■ Problem to work on
Wherever the word "görünüşü" turns up in a line of the entries, copy that line.

─── Supplied data ───

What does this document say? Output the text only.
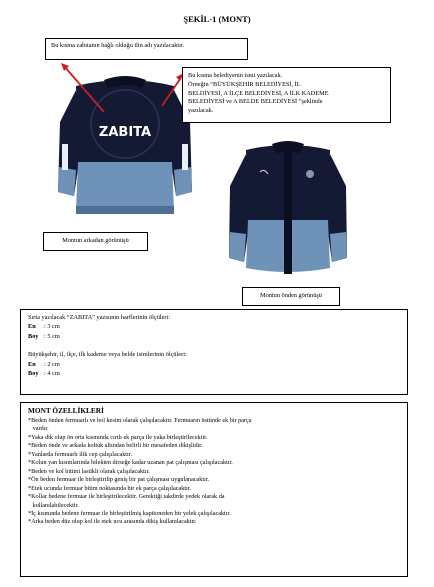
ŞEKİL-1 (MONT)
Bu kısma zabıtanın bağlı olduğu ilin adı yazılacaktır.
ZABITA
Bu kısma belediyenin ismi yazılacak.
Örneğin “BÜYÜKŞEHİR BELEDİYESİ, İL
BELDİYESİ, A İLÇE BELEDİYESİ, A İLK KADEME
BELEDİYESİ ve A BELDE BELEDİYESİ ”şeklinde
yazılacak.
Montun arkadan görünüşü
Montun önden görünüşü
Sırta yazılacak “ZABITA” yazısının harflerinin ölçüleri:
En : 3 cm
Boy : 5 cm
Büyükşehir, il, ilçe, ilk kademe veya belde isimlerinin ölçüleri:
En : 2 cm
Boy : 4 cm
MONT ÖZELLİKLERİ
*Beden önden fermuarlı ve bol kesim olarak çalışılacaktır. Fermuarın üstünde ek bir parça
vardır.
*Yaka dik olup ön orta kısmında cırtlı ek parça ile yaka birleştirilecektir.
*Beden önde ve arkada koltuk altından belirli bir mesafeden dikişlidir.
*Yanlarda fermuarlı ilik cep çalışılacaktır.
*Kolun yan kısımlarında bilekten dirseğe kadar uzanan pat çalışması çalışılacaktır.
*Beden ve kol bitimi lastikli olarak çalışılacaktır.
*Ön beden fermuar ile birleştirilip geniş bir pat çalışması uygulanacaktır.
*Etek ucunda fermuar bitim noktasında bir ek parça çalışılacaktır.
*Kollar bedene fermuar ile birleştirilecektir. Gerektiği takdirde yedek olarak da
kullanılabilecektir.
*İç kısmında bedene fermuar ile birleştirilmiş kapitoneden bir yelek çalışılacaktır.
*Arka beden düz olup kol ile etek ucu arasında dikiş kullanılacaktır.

───

■ Output below
Montun arkadan görünüşü
Montun önden görünüşü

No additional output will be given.